§ DOCUMENT:
_ _ _

Closed ckormanyos closed 1 year ago

ckormanyos commented 2 years ago

We need to be sure to look into this line in relation to the December planned deprecation of Ubuntu 18.04 on GHA.

I just hit one of the four hour scheduled brown-outs inadvertently and had previously been unaware of this scheduled deprecation.

Cc: @jzmaddock and @mborland and @NAThompson

ckormanyos commented 2 years ago

In this issue, maybe it makes sense to create a Docker impage of the older ubuntu distro with the older GCC/clang compilers pre-installed?

Maybe this (or something like it) is needed in general for Boost and we could make a generic image used by multiple Boost CIs running on GHA?

Unfortunately, I do not know how to do this myself.

jzmaddock commented 2 years ago

I'm not sure what to make of this - ordinarily I would say lets deprecate anything not supported by Github, but that removes testing for all gcc versions prior to 9 :(

Maybe I'll see if earlier gcc versions can be run successfully on unbuntu-20.

Or we could move all those tests on to the drone runner.

ckormanyos commented 2 years ago

see if earlier gcc versions can be run successfully on unbuntu-20.

Indeed. I am doing this in another project. So far on Ubuntu 20.04, I've found:

I'm checking for clang++8.

All of these need to be installed, as we do on the fly with sudo apt install.

ckormanyos commented 2 years ago

Revision: On Ubuntu 20.04 LTS in GHA, I can find and use:

I've installed with the following command:

sudo apt install g++-7 g++-8 g++-9 clang-8 clang-9
mborland commented 2 years ago

I was thinking about this last night because I hit a GCC5 specific error on a math PR. At what point do we stop testing on older compilers? We continue to modernize and add newer tool chains but never discontinue old ones. I would argue whatever the vanilla CI system can provide (seems like GCC7) is sufficient.

_ _ _

[Dataset rows]
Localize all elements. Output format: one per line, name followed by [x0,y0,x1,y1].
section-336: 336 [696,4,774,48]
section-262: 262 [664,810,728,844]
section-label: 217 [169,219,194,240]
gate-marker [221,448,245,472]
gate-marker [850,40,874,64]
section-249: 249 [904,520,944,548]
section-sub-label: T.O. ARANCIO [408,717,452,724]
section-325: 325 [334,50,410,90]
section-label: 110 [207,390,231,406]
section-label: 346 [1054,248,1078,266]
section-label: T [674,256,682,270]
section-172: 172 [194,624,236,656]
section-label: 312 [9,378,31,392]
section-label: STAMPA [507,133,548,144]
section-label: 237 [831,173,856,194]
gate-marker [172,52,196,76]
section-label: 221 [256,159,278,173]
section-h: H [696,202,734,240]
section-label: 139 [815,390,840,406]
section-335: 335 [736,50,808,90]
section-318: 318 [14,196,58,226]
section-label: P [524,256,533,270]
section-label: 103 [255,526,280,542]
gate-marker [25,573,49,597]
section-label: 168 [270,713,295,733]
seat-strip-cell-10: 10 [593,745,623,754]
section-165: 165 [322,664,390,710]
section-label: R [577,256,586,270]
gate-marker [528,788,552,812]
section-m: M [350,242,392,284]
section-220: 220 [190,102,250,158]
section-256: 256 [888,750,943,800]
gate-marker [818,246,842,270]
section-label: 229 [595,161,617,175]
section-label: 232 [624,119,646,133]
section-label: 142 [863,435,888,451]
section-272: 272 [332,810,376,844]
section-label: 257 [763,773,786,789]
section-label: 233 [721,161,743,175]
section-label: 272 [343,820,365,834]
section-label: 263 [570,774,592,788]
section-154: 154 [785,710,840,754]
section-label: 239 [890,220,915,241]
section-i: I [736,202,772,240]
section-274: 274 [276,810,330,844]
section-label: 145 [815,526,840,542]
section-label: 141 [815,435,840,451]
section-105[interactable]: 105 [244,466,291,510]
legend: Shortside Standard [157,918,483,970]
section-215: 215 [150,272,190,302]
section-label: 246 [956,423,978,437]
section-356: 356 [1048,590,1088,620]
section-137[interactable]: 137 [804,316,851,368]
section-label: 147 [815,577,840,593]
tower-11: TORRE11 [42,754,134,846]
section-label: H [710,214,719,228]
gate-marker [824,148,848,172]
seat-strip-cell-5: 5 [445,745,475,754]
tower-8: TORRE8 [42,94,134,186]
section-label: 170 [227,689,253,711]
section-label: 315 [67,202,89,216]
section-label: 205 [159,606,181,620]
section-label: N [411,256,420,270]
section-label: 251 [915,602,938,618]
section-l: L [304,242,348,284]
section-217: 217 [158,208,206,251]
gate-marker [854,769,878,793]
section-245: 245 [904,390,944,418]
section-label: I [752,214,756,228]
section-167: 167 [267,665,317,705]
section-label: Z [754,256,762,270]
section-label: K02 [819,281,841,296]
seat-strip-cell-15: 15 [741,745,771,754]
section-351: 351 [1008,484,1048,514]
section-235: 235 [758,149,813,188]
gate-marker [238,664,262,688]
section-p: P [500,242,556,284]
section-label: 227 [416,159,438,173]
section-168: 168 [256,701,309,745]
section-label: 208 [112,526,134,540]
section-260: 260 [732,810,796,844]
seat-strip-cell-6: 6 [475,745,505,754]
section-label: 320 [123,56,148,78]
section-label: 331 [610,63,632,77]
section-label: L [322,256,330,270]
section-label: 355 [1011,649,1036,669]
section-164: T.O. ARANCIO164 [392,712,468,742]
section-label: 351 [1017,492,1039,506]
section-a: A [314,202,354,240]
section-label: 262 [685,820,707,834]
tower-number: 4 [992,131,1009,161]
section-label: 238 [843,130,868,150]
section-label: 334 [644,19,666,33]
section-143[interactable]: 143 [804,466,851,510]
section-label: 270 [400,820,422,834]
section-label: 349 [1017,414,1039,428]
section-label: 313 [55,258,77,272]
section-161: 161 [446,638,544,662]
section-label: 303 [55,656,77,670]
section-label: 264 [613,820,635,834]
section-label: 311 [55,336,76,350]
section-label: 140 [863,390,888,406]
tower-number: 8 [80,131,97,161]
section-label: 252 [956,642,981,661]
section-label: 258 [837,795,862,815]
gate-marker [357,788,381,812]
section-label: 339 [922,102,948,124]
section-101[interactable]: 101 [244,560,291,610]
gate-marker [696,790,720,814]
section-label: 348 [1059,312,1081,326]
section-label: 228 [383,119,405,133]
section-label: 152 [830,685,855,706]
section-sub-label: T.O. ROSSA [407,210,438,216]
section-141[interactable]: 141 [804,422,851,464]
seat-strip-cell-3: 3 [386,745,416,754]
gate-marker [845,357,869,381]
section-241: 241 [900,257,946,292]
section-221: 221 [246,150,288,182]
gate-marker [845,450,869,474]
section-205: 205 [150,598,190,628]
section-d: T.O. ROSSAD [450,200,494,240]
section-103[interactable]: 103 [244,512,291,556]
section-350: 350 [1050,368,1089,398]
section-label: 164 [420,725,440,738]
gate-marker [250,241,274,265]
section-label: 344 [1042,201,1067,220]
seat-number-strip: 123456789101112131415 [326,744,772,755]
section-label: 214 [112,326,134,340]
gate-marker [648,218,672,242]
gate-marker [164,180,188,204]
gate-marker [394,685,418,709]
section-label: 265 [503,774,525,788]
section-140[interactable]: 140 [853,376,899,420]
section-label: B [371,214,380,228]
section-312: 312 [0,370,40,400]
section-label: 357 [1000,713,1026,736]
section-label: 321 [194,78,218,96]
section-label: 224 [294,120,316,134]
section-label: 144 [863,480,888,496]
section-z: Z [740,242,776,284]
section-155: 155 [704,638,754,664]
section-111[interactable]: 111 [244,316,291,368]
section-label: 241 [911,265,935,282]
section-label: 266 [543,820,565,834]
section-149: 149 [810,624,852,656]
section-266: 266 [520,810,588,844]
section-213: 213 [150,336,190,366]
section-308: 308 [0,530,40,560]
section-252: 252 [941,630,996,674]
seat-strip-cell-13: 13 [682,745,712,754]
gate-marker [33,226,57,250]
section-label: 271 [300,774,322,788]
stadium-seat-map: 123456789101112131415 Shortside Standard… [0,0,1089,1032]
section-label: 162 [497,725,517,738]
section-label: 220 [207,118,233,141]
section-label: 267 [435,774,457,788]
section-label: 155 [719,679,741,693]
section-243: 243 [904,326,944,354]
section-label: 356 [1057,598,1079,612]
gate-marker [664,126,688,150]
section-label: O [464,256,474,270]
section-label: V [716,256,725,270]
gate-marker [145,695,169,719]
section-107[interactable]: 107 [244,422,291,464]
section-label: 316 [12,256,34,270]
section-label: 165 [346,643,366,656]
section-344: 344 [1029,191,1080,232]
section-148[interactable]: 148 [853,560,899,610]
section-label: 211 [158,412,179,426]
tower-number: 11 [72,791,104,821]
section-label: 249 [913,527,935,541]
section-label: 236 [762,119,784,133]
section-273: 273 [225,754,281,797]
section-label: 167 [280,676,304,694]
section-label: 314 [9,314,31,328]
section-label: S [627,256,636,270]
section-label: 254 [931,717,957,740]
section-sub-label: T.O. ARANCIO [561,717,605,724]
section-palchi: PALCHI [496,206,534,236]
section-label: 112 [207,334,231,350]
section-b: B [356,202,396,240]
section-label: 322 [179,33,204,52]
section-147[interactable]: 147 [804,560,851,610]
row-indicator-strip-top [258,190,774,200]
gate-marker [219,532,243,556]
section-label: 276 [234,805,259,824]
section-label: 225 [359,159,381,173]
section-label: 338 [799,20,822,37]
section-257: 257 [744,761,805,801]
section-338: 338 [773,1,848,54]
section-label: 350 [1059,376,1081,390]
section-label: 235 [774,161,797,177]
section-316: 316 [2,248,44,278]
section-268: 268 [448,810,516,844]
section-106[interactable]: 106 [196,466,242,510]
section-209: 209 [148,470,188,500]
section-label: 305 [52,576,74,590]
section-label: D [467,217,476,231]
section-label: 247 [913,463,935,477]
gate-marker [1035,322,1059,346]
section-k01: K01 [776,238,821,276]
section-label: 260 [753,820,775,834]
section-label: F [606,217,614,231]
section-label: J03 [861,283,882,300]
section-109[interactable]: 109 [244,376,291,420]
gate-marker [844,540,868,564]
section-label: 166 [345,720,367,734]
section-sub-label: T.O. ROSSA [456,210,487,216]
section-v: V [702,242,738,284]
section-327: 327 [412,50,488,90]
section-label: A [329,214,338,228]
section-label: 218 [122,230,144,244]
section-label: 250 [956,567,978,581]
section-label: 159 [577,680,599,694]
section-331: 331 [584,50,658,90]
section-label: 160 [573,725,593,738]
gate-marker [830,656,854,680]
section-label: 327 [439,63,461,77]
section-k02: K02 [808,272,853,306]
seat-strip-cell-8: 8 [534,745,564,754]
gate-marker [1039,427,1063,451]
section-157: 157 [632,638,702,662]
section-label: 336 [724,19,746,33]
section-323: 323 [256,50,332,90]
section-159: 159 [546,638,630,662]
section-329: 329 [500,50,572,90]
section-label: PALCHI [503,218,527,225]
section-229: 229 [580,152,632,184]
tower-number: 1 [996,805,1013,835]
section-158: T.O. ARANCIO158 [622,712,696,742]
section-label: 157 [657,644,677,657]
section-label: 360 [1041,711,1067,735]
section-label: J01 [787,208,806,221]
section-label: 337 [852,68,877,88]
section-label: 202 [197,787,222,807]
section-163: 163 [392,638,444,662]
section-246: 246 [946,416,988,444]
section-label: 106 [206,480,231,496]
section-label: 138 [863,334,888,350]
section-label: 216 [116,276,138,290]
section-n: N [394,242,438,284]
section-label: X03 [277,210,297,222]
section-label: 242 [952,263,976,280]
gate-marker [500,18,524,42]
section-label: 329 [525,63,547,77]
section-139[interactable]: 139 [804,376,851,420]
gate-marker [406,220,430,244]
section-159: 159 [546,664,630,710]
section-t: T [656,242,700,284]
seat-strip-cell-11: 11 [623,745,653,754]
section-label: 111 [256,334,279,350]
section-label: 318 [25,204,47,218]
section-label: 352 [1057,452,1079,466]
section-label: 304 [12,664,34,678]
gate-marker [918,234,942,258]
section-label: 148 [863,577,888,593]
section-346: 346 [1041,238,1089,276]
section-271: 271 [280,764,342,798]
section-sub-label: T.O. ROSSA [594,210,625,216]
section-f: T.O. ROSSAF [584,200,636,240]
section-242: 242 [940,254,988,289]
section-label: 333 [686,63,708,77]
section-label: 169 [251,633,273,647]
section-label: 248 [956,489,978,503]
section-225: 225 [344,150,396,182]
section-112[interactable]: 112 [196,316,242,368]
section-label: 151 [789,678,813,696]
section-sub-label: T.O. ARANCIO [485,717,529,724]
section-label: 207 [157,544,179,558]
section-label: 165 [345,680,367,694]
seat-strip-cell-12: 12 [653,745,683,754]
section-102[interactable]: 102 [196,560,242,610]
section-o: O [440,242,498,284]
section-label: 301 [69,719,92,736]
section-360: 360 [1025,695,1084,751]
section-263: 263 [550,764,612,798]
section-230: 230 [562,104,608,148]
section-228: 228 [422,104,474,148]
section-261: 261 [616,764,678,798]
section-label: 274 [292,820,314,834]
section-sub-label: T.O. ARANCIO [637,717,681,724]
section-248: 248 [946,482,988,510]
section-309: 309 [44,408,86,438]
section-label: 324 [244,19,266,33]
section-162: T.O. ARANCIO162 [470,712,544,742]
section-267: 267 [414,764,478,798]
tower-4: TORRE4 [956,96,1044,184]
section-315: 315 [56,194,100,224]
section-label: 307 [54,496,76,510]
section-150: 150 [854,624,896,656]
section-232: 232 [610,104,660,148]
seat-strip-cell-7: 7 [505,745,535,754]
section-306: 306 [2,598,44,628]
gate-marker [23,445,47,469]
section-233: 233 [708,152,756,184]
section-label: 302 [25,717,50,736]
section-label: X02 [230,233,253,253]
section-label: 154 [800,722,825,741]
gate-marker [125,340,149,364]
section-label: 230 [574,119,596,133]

_ _ _

§ TO DO:
1) Answer these questions using the issue thread:
(a) Which Ubuntu release is scheduled for deprecation on GHA in December?
(b) How long is each of the scheduled brown-outs?
(c) Which GCC version produced the error that mborland ran into on a math PR?
2) From the issue thread, list every compiler package named in the sudo apt install command.

§ EXPECTED RESPONSES:
1)
(a) Ubuntu 18.04
(b) Four hours
(c) GCC5

2) g++-7, g++-8, g++-9, clang-8, clang-9